## REQUIRED TASK
Produce a verbatim copy of the entries listed below.

SUPPLIED MATERIAL start

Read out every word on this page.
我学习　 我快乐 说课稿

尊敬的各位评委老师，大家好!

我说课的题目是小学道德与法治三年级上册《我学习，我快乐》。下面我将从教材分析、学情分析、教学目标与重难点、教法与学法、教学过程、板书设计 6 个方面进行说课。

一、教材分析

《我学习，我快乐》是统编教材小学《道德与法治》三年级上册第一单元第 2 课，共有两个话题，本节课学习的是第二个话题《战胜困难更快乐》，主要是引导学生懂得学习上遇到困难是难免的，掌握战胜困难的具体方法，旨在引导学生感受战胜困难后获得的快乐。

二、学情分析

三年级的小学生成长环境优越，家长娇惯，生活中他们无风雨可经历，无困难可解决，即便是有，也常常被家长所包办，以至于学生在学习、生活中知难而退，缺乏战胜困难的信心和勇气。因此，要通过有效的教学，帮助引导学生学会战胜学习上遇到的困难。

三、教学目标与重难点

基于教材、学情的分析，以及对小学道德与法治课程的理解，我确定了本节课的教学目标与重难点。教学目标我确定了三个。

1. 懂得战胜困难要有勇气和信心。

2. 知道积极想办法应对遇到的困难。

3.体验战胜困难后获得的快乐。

SUPPLIED MATERIAL end

## RESPONSE FOR THIS EXERCISE
Read out every word on this page.
我学习　 我快乐 说课稿

尊敬的各位评委老师，大家好!

我说课的题目是小学道德与法治三年级上册《我学习，我快乐》。下面我将从教材分析、学情分析、教学目标与重难点、教法与学法、教学过程、板书设计 6 个方面进行说课。

一、教材分析

《我学习，我快乐》是统编教材小学《道德与法治》三年级上册第一单元第 2 课，共有两个话题，本节课学习的是第二个话题《战胜困难更快乐》，主要是引导学生懂得学习上遇到困难是难免的，掌握战胜困难的具体方法，旨在引导学生感受战胜困难后获得的快乐。

二、学情分析

三年级的小学生成长环境优越，家长娇惯，生活中他们无风雨可经历，无困难可解决，即便是有，也常常被家长所包办，以至于学生在学习、生活中知难而退，缺乏战胜困难的信心和勇气。因此，要通过有效的教学，帮助引导学生学会战胜学习上遇到的困难。

三、教学目标与重难点

基于教材、学情的分析，以及对小学道德与法治课程的理解，我确定了本节课的教学目标与重难点。教学目标我确定了三个。

1. 懂得战胜困难要有勇气和信心。

2. 知道积极想办法应对遇到的困难。

3.体验战胜困难后获得的快乐。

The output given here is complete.